| Exercise material |
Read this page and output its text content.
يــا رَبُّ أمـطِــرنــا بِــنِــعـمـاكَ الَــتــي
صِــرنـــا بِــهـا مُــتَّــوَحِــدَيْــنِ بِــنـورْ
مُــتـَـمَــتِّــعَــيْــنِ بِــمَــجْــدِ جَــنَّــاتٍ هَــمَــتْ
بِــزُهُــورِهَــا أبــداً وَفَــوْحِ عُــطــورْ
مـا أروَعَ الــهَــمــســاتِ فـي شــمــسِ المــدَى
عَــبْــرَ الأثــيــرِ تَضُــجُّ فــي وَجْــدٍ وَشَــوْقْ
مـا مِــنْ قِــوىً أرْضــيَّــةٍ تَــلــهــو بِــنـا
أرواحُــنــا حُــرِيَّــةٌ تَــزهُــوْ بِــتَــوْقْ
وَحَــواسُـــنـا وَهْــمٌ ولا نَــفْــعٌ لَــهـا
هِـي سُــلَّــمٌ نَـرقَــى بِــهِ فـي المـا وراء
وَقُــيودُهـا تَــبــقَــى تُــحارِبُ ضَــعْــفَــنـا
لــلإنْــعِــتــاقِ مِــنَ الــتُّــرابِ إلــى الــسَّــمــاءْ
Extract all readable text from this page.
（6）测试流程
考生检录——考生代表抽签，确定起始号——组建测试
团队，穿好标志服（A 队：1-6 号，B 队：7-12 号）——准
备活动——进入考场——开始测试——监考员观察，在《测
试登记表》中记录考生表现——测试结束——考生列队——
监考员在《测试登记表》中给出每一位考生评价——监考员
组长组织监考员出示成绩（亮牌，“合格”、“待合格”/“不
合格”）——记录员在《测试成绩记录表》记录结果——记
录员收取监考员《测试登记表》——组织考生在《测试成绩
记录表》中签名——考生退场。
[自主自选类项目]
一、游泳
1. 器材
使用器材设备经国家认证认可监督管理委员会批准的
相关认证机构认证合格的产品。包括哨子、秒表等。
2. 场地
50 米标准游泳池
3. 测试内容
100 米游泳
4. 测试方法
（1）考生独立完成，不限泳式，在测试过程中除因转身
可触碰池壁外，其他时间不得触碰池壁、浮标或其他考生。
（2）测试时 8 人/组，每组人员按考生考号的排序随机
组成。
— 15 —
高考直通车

| Directions for this task |
With both ends included, please retype exactly the lines from the line containing "Extract all readable text from this page." to the final line of the data.

| Correct answer |
Extract all readable text from this page.
（6）测试流程
考生检录——考生代表抽签，确定起始号——组建测试
团队，穿好标志服（A 队：1-6 号，B 队：7-12 号）——准
备活动——进入考场——开始测试——监考员观察，在《测
试登记表》中记录考生表现——测试结束——考生列队——
监考员在《测试登记表》中给出每一位考生评价——监考员
组长组织监考员出示成绩（亮牌，“合格”、“待合格”/“不
合格”）——记录员在《测试成绩记录表》记录结果——记
录员收取监考员《测试登记表》——组织考生在《测试成绩
记录表》中签名——考生退场。
[自主自选类项目]
一、游泳
1. 器材
使用器材设备经国家认证认可监督管理委员会批准的
相关认证机构认证合格的产品。包括哨子、秒表等。
2. 场地
50 米标准游泳池
3. 测试内容
100 米游泳
4. 测试方法
（1）考生独立完成，不限泳式，在测试过程中除因转身
可触碰池壁外，其他时间不得触碰池壁、浮标或其他考生。
（2）测试时 8 人/组，每组人员按考生考号的排序随机
组成。
— 15 —
高考直通车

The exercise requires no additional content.